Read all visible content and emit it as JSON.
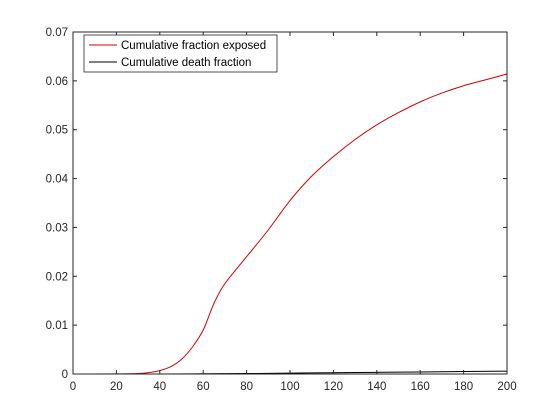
{
  "chart_data": {
    "type": "line",
    "title": "",
    "xlabel": "",
    "ylabel": "",
    "xlim": [
      0,
      200
    ],
    "ylim": [
      0,
      0.07
    ],
    "xticks": [
      0,
      20,
      40,
      60,
      80,
      100,
      120,
      140,
      160,
      180,
      200
    ],
    "yticks": [
      0,
      0.01,
      0.02,
      0.03,
      0.04,
      0.05,
      0.06,
      0.07
    ],
    "xtick_labels": [
      "0",
      "20",
      "40",
      "60",
      "80",
      "100",
      "120",
      "140",
      "160",
      "180",
      "200"
    ],
    "ytick_labels": [
      "0",
      "0.01",
      "0.02",
      "0.03",
      "0.04",
      "0.05",
      "0.06",
      "0.07"
    ],
    "grid": false,
    "legend_position": "top-left",
    "series": [
      {
        "name": "Cumulative fraction exposed",
        "color": "#d40000",
        "x": [
          0,
          20,
          30,
          35,
          40,
          45,
          50,
          55,
          60,
          65,
          70,
          80,
          90,
          100,
          110,
          120,
          130,
          140,
          150,
          160,
          170,
          180,
          190,
          200
        ],
        "y": [
          0,
          2e-05,
          0.0001,
          0.0003,
          0.0007,
          0.0015,
          0.003,
          0.0055,
          0.009,
          0.0145,
          0.0185,
          0.024,
          0.0295,
          0.0355,
          0.0405,
          0.0445,
          0.048,
          0.051,
          0.0535,
          0.0557,
          0.0575,
          0.059,
          0.0602,
          0.0614
        ]
      },
      {
        "name": "Cumulative death fraction",
        "color": "#000000",
        "x": [
          0,
          40,
          60,
          80,
          100,
          120,
          140,
          160,
          180,
          200
        ],
        "y": [
          0,
          1e-05,
          5e-05,
          0.0001,
          0.00018,
          0.00026,
          0.00034,
          0.00042,
          0.0005,
          0.00058
        ]
      }
    ]
  }
}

Exercise brief: Find every line in the records above that contains the word "name", and copy each one.

Output for this task:
        "name": "Cumulative fraction exposed",
        "name": "Cumulative death fraction",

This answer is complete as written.